**Required work**
Output all lines exactly, with nothing added or dropped.

Figure contents as structured data
::::

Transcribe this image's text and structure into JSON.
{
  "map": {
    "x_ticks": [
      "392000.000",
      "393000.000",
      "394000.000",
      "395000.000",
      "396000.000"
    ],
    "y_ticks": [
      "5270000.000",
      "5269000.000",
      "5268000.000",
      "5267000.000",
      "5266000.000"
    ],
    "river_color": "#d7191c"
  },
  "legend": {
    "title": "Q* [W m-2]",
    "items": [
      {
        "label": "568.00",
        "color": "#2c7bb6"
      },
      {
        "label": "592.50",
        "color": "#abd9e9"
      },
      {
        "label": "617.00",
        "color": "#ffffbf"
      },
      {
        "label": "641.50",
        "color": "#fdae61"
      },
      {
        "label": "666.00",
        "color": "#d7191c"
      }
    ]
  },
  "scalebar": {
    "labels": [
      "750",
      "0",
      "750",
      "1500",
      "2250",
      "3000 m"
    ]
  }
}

::::

**Solution to this task**
Transcribe this image's text and structure into JSON.
{
  "map": {
    "x_ticks": [
      "392000.000",
      "393000.000",
      "394000.000",
      "395000.000",
      "396000.000"
    ],
    "y_ticks": [
      "5270000.000",
      "5269000.000",
      "5268000.000",
      "5267000.000",
      "5266000.000"
    ],
    "river_color": "#d7191c"
  },
  "legend": {
    "title": "Q* [W m-2]",
    "items": [
      {
        "label": "568.00",
        "color": "#2c7bb6"
      },
      {
        "label": "592.50",
        "color": "#abd9e9"
      },
      {
        "label": "617.00",
        "color": "#ffffbf"
      },
      {
        "label": "641.50",
        "color": "#fdae61"
      },
      {
        "label": "666.00",
        "color": "#d7191c"
      }
    ]
  },
  "scalebar": {
    "labels": [
      "750",
      "0",
      "750",
      "1500",
      "2250",
      "3000 m"
    ]
  }
}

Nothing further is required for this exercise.